PROMPT 1:
Give the point values shown in the first printout in the C++ debugging question below.
PROMPT 2:
Summarize the C++ debugging question below in two sentences.

PAGE TEXT:
Reputation: 79615
I have the following method:
void Polygon::expand() {
int newSize = max * 2;
printArray(array, current);
Point* newArray = new Point[newSize];
printArray(array, current);
for (int i = 0; i <= current; i++) {
newArray[i] = array[i];
}
delete[] this->array;
array = newArray;
max = newSize;
}
printArray
is for debugging and is also very simple:
void printArray(Point* array, int size) {
cout << "array\n==========" << endl;
for (int i=0; i<=size; i++) {
cout << array[i] << ": " << array[i].getX() << ", " << array[i].getY() << endl;
}
}
The method is trying to expand array, which is a class member of type Point*
. The weird thing is the prints I get when running this:
array
==========
(0,0): 0, 0
(1,1): 1, 1
(2,2): 2, 2
(3,3): 3, 3
array
==========
(0,0): 0, 0
(1,1): 1, 1
(2,2): 2, 2
(3,5.58294e-322): 3, 5.58294e-322
For some reason the last Point
in array changes, even though I haven't touched it between the prints! Any idea on what can cause that?

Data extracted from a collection
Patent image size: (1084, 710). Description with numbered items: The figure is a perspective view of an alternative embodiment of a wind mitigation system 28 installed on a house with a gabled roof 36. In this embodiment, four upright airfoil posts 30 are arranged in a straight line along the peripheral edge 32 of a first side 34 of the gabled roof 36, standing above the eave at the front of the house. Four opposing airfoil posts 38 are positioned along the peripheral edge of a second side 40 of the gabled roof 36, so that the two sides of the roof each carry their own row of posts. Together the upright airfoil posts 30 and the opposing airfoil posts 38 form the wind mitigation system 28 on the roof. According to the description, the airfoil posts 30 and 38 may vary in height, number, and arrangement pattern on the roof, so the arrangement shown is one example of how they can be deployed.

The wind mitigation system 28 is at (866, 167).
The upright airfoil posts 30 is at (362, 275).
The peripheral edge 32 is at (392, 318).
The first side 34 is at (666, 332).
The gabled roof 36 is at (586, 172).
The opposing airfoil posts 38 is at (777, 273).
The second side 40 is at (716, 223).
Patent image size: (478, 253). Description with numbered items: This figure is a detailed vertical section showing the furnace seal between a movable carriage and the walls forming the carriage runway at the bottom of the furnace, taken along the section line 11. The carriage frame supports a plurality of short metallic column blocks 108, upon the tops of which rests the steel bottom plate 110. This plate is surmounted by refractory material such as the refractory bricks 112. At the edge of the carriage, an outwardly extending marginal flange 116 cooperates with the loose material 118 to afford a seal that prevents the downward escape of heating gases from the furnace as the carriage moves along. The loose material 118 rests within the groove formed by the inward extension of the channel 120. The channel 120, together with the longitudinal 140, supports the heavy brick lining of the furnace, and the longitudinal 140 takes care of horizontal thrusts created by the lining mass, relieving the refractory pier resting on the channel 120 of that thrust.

TASK RESPONSE 1:
(0,0), (1,1), (2,2), (3,3)

TASK RESPONSE 2:
The question shows a Polygon::expand method that tries to expand a class member array of type Point*, along with a simple printArray function used for debugging. Between the two prints inside expand, the last Point changes from (3,3) to (3,5.58294e-322) even though it was not touched, and the writer asks what could cause that.